# Stated problem
Set down the full listing exactly as given. Any pictures are to be left out.
[BEGIN Entries shown]
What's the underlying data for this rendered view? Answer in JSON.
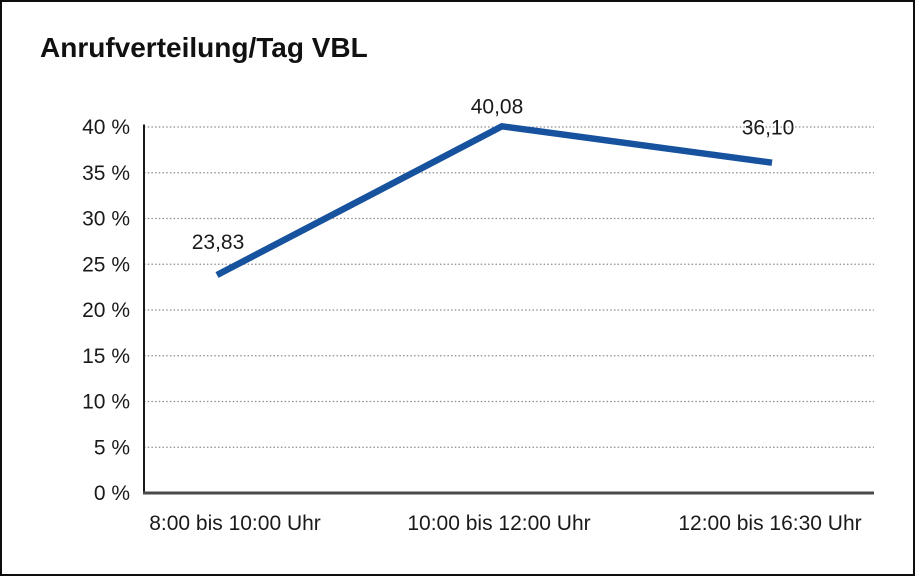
{
  "title": "Anrufverteilung/Tag VBL",
  "chart_data": {
    "type": "line",
    "title": "Anrufverteilung/Tag VBL",
    "categories": [
      "8:00 bis 10:00 Uhr",
      "10:00 bis 12:00 Uhr",
      "12:00 bis 16:30 Uhr"
    ],
    "series": [
      {
        "name": "Anrufverteilung/Tag VBL",
        "values": [
          23.83,
          40.08,
          36.1
        ]
      }
    ],
    "value_labels": [
      "23,83",
      "40,08",
      "36,10"
    ],
    "xlabel": "",
    "ylabel": "",
    "ylim": [
      0,
      40
    ],
    "y_ticks": [
      0,
      5,
      10,
      15,
      20,
      25,
      30,
      35,
      40
    ],
    "y_tick_labels": [
      "0 %",
      "5 %",
      "10 %",
      "15 %",
      "20 %",
      "25 %",
      "30 %",
      "35 %",
      "40 %"
    ],
    "grid": "horizontal-dotted",
    "legend": "none"
  },
  "colors": {
    "line": "#16529e",
    "grid": "#8c8c8c",
    "y_axis": "#1a1a1a",
    "baseline": "#4a4a4a",
    "text": "#1a1a1a",
    "frame": "#0d0d0d",
    "background": "#ffffff"
  }
}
[END Entries shown]
# The response
What's the underlying data for this rendered view? Answer in JSON.
{
  "title": "Anrufverteilung/Tag VBL",
  "chart_data": {
    "type": "line",
    "title": "Anrufverteilung/Tag VBL",
    "categories": [
      "8:00 bis 10:00 Uhr",
      "10:00 bis 12:00 Uhr",
      "12:00 bis 16:30 Uhr"
    ],
    "series": [
      {
        "name": "Anrufverteilung/Tag VBL",
        "values": [
          23.83,
          40.08,
          36.1
        ]
      }
    ],
    "value_labels": [
      "23,83",
      "40,08",
      "36,10"
    ],
    "xlabel": "",
    "ylabel": "",
    "ylim": [
      0,
      40
    ],
    "y_ticks": [
      0,
      5,
      10,
      15,
      20,
      25,
      30,
      35,
      40
    ],
    "y_tick_labels": [
      "0 %",
      "5 %",
      "10 %",
      "15 %",
      "20 %",
      "25 %",
      "30 %",
      "35 %",
      "40 %"
    ],
    "grid": "horizontal-dotted",
    "legend": "none"
  },
  "colors": {
    "line": "#16529e",
    "grid": "#8c8c8c",
    "y_axis": "#1a1a1a",
    "baseline": "#4a4a4a",
    "text": "#1a1a1a",
    "frame": "#0d0d0d",
    "background": "#ffffff"
  }
}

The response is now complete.